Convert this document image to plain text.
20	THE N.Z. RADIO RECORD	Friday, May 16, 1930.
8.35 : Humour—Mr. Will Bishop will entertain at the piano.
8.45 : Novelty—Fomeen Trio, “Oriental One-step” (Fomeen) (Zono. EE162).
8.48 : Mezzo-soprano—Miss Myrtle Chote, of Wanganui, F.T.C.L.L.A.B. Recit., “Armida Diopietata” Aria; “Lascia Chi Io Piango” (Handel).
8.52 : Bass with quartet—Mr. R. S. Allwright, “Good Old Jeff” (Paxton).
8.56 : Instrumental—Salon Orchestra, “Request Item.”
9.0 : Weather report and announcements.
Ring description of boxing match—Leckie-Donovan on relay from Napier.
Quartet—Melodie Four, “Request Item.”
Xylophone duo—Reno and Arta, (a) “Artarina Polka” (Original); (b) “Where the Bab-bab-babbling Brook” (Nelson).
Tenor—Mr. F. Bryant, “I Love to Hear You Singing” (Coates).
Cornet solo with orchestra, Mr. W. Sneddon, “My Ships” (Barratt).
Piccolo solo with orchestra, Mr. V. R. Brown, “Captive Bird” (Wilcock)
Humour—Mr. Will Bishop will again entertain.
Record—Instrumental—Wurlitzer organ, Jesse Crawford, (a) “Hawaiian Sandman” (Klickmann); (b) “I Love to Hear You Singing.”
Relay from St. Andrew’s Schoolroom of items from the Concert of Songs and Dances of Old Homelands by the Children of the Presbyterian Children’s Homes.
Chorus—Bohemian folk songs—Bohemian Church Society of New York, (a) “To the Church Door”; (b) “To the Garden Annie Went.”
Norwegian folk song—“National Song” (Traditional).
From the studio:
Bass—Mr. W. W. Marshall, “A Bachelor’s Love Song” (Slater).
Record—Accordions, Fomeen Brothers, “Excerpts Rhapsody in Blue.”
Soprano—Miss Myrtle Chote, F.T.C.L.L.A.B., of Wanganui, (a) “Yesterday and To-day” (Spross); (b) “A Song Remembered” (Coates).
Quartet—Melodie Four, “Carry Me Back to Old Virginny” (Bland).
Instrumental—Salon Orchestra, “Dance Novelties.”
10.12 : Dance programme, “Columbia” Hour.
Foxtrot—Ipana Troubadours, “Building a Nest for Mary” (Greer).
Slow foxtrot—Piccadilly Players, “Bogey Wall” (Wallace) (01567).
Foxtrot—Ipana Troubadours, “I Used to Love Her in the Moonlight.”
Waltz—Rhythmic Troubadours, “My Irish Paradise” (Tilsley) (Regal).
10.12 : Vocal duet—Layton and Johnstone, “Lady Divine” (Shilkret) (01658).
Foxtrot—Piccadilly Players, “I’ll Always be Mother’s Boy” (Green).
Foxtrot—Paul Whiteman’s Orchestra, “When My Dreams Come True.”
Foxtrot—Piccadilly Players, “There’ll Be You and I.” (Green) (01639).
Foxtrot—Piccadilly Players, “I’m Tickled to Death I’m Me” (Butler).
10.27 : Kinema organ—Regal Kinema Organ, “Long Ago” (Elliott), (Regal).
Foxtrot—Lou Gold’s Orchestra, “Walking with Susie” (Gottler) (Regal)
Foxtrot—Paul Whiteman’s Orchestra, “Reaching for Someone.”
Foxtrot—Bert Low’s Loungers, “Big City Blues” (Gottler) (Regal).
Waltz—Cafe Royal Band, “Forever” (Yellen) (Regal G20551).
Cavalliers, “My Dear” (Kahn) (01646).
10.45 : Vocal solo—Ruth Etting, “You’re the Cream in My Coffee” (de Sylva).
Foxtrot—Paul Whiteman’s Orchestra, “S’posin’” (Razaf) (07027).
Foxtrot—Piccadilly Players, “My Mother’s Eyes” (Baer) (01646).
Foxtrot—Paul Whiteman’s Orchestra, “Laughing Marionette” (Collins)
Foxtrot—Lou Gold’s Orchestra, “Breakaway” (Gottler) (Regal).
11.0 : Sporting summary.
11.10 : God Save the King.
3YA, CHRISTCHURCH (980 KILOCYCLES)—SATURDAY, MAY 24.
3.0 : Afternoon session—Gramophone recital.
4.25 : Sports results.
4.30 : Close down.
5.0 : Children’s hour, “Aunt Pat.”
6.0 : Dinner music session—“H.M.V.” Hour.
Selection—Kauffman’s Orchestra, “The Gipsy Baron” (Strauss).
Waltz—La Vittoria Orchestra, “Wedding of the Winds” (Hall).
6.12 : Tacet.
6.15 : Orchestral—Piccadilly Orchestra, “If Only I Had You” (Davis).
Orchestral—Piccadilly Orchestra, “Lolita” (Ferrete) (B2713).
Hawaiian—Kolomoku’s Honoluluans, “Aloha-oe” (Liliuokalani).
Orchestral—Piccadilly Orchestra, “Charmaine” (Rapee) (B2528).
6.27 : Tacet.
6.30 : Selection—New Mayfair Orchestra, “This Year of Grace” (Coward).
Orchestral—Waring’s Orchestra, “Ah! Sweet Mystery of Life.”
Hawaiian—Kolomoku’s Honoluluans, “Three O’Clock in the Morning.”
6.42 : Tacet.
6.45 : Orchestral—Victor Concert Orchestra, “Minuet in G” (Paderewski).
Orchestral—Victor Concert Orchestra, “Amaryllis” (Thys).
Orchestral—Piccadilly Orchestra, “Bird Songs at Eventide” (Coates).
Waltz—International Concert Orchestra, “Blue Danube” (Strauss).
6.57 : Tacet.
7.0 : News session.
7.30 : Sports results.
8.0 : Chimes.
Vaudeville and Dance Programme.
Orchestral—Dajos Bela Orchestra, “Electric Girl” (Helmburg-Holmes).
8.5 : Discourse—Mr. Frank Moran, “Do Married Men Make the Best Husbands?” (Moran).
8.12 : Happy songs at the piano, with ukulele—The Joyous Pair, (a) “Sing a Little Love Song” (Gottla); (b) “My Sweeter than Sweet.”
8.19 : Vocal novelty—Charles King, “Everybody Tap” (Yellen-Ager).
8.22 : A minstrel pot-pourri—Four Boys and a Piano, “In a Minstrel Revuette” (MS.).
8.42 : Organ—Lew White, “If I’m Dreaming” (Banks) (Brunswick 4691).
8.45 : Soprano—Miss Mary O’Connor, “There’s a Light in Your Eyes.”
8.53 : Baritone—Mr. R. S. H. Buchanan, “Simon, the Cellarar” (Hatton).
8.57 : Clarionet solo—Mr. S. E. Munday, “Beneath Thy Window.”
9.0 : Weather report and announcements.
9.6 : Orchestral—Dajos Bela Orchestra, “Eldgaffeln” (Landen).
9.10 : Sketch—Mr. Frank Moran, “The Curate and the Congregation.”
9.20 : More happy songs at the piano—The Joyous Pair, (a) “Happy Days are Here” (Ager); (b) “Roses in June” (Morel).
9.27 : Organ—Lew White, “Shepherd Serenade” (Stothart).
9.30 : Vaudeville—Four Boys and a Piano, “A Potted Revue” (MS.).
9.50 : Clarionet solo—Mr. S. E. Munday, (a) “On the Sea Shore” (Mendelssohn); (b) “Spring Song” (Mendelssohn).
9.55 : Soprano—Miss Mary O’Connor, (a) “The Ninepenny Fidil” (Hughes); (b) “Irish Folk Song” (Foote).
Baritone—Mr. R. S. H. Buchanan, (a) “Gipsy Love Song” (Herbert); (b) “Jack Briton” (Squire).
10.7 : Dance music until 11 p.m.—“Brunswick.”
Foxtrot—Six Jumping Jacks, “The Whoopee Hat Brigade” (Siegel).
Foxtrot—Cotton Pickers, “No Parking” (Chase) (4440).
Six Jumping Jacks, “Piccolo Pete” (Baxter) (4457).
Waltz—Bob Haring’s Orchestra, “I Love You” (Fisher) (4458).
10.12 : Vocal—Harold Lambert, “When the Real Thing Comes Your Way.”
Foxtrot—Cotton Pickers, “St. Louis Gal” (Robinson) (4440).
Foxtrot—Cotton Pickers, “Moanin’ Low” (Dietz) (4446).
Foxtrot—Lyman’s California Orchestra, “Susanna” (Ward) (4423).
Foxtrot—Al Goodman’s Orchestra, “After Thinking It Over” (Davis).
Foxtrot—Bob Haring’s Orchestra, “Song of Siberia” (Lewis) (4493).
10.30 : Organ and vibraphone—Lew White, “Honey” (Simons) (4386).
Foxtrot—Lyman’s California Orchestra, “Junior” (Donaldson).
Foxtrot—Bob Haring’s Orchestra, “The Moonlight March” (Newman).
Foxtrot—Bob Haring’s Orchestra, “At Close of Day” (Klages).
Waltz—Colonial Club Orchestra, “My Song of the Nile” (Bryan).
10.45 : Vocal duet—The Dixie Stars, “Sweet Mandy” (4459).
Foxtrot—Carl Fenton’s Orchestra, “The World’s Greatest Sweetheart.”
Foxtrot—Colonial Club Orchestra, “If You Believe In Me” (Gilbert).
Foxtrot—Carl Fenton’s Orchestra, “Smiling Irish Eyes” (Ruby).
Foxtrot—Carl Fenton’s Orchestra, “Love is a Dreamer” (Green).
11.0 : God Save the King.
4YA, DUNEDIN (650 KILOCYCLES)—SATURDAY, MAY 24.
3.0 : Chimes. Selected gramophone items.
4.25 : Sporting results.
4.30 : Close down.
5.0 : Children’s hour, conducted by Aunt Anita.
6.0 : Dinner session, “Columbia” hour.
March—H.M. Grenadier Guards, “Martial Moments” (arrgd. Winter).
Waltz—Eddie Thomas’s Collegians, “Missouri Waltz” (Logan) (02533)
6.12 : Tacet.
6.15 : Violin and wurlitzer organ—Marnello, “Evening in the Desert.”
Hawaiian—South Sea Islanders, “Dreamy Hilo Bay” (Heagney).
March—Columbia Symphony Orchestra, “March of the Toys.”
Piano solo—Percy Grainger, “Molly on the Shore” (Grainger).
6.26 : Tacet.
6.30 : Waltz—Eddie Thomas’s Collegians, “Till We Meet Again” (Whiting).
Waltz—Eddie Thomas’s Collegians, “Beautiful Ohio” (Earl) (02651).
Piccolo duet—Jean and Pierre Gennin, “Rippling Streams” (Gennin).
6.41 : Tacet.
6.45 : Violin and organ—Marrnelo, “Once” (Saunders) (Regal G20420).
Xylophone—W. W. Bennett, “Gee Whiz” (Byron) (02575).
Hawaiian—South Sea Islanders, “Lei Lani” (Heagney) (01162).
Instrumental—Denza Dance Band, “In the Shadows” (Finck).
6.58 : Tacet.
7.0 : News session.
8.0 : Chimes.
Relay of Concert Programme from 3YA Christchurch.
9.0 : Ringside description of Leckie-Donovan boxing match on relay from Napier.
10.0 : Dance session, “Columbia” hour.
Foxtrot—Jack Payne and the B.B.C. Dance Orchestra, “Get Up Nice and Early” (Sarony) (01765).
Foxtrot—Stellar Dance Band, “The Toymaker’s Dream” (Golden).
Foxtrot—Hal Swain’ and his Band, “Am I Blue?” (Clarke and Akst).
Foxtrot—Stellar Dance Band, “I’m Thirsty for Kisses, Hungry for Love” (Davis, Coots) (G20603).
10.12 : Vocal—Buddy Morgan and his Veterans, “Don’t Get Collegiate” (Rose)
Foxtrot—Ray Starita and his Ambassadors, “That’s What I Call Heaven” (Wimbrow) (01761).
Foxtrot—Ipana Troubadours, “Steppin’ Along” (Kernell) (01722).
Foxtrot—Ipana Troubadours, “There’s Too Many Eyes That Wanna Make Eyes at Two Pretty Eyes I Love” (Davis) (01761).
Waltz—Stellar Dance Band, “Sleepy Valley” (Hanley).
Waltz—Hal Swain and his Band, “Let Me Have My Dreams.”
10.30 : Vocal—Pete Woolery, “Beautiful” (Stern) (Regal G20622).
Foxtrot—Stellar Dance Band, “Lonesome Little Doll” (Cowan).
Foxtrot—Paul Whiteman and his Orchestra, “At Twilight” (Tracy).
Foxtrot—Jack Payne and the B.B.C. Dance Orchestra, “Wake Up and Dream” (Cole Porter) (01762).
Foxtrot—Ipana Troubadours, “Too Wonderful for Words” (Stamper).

> [GIVEN INSTRUCTION]:
From the listing above, copy every line that includes the word "Bird".

> [OUTPUT BELOW]:
Piccolo solo with orchestra, Mr. V. R. Brown, “Captive Bird” (Wilcock)
Orchestral—Piccadilly Orchestra, “Bird Songs at Eventide” (Coates).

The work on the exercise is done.